Stated problem: Copy all the records below, swapping every "grid-line" for "gridline" and leaving everything else as it is.

Element position data:
— BEGIN —

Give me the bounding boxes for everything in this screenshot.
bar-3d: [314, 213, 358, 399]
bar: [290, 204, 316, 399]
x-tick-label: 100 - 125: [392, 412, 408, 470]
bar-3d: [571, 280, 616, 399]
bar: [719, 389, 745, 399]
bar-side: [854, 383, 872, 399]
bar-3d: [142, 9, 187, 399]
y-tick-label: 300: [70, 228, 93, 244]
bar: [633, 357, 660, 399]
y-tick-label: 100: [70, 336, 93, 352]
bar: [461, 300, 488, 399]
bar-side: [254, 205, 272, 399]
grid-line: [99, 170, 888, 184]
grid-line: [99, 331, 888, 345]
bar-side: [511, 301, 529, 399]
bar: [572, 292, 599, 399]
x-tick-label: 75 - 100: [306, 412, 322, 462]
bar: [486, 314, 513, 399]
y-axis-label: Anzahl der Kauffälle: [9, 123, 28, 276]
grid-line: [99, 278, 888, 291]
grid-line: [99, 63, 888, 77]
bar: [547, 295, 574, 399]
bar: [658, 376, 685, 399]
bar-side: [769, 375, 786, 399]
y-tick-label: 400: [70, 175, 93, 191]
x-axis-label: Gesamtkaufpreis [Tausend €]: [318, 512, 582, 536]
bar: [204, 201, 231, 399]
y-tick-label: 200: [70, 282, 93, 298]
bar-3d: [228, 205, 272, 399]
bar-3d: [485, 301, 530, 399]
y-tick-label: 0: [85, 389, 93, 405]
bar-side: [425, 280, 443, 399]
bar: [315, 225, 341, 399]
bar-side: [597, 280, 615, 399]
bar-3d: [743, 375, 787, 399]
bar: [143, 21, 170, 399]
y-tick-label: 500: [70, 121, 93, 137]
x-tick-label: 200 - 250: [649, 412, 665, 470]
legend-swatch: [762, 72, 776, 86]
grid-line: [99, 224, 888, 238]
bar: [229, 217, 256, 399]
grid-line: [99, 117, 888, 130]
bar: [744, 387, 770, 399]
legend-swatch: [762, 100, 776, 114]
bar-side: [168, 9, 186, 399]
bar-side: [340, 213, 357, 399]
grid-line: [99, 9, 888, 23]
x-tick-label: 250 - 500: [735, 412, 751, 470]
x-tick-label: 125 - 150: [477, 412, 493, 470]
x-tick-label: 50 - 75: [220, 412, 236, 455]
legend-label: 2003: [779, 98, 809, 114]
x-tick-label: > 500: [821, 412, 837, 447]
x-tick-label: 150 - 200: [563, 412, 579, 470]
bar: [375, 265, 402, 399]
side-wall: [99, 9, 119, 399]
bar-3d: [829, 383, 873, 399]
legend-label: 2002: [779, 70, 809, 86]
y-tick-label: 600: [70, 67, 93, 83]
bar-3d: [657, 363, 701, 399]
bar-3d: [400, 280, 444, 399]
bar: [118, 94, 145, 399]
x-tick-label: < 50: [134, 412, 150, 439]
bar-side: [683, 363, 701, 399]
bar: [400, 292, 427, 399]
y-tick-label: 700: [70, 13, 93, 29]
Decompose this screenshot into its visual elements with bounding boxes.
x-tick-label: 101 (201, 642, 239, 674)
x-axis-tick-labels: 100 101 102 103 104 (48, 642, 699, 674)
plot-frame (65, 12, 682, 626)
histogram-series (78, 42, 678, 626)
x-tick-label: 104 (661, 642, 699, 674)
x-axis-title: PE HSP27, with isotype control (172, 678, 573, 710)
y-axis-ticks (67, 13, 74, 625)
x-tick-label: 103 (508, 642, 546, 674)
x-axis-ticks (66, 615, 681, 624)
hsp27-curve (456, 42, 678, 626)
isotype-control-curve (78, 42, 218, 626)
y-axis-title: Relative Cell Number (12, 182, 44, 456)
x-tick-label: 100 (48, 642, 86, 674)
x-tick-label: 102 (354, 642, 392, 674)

— END —

Written response:
Give me the bounding boxes for everything in this screenshot.
bar-3d: [314, 213, 358, 399]
bar: [290, 204, 316, 399]
x-tick-label: 100 - 125: [392, 412, 408, 470]
bar-3d: [571, 280, 616, 399]
bar: [719, 389, 745, 399]
bar-side: [854, 383, 872, 399]
bar-3d: [142, 9, 187, 399]
y-tick-label: 300: [70, 228, 93, 244]
bar: [633, 357, 660, 399]
y-tick-label: 100: [70, 336, 93, 352]
bar: [461, 300, 488, 399]
bar-side: [254, 205, 272, 399]
gridline: [99, 170, 888, 184]
gridline: [99, 331, 888, 345]
bar-side: [511, 301, 529, 399]
bar: [572, 292, 599, 399]
x-tick-label: 75 - 100: [306, 412, 322, 462]
bar: [486, 314, 513, 399]
y-axis-label: Anzahl der Kauffälle: [9, 123, 28, 276]
gridline: [99, 278, 888, 291]
gridline: [99, 63, 888, 77]
bar: [547, 295, 574, 399]
bar: [658, 376, 685, 399]
bar-side: [769, 375, 786, 399]
y-tick-label: 400: [70, 175, 93, 191]
x-axis-label: Gesamtkaufpreis [Tausend €]: [318, 512, 582, 536]
bar: [204, 201, 231, 399]
y-tick-label: 200: [70, 282, 93, 298]
bar-3d: [228, 205, 272, 399]
bar-3d: [485, 301, 530, 399]
y-tick-label: 0: [85, 389, 93, 405]
bar-side: [425, 280, 443, 399]
bar: [315, 225, 341, 399]
bar-side: [597, 280, 615, 399]
bar-3d: [743, 375, 787, 399]
bar: [143, 21, 170, 399]
y-tick-label: 500: [70, 121, 93, 137]
x-tick-label: 200 - 250: [649, 412, 665, 470]
legend-swatch: [762, 72, 776, 86]
gridline: [99, 224, 888, 238]
bar: [229, 217, 256, 399]
gridline: [99, 117, 888, 130]
bar: [744, 387, 770, 399]
legend-swatch: [762, 100, 776, 114]
bar-side: [168, 9, 186, 399]
bar-side: [340, 213, 357, 399]
gridline: [99, 9, 888, 23]
x-tick-label: 250 - 500: [735, 412, 751, 470]
x-tick-label: 125 - 150: [477, 412, 493, 470]
x-tick-label: 50 - 75: [220, 412, 236, 455]
legend-label: 2003: [779, 98, 809, 114]
x-tick-label: > 500: [821, 412, 837, 447]
x-tick-label: 150 - 200: [563, 412, 579, 470]
bar: [375, 265, 402, 399]
side-wall: [99, 9, 119, 399]
bar-3d: [829, 383, 873, 399]
legend-label: 2002: [779, 70, 809, 86]
y-tick-label: 600: [70, 67, 93, 83]
bar-3d: [657, 363, 701, 399]
bar-3d: [400, 280, 444, 399]
bar: [118, 94, 145, 399]
x-tick-label: < 50: [134, 412, 150, 439]
bar-side: [683, 363, 701, 399]
bar: [400, 292, 427, 399]
y-tick-label: 700: [70, 13, 93, 29]
Decompose this screenshot into its visual elements with bounding boxes.
x-tick-label: 101 (201, 642, 239, 674)
x-axis-tick-labels: 100 101 102 103 104 (48, 642, 699, 674)
plot-frame (65, 12, 682, 626)
histogram-series (78, 42, 678, 626)
x-tick-label: 104 (661, 642, 699, 674)
x-axis-title: PE HSP27, with isotype control (172, 678, 573, 710)
y-axis-ticks (67, 13, 74, 625)
x-tick-label: 103 (508, 642, 546, 674)
x-axis-ticks (66, 615, 681, 624)
hsp27-curve (456, 42, 678, 626)
isotype-control-curve (78, 42, 218, 626)
y-axis-title: Relative Cell Number (12, 182, 44, 456)
x-tick-label: 100 (48, 642, 86, 674)
x-tick-label: 102 (354, 642, 392, 674)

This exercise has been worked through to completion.